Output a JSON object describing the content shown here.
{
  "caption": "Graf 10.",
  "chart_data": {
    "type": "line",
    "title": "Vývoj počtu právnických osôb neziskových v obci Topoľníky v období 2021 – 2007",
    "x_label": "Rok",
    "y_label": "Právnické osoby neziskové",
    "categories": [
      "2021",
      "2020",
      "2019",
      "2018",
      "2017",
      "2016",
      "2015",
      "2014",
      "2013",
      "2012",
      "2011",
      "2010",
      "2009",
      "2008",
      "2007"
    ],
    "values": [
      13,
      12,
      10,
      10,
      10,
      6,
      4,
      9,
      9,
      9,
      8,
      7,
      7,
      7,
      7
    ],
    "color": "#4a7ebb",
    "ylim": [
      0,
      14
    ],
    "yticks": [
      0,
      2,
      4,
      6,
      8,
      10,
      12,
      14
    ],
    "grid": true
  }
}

============

Copy down the whole of the data above, matching it exactly.

▸ **TASK RESULT**
Output a JSON object describing the content shown here.
{
  "caption": "Graf 10.",
  "chart_data": {
    "type": "line",
    "title": "Vývoj počtu právnických osôb neziskových v obci Topoľníky v období 2021 – 2007",
    "x_label": "Rok",
    "y_label": "Právnické osoby neziskové",
    "categories": [
      "2021",
      "2020",
      "2019",
      "2018",
      "2017",
      "2016",
      "2015",
      "2014",
      "2013",
      "2012",
      "2011",
      "2010",
      "2009",
      "2008",
      "2007"
    ],
    "values": [
      13,
      12,
      10,
      10,
      10,
      6,
      4,
      9,
      9,
      9,
      8,
      7,
      7,
      7,
      7
    ],
    "color": "#4a7ebb",
    "ylim": [
      0,
      14
    ],
    "yticks": [
      0,
      2,
      4,
      6,
      8,
      10,
      12,
      14
    ],
    "grid": true
  }
}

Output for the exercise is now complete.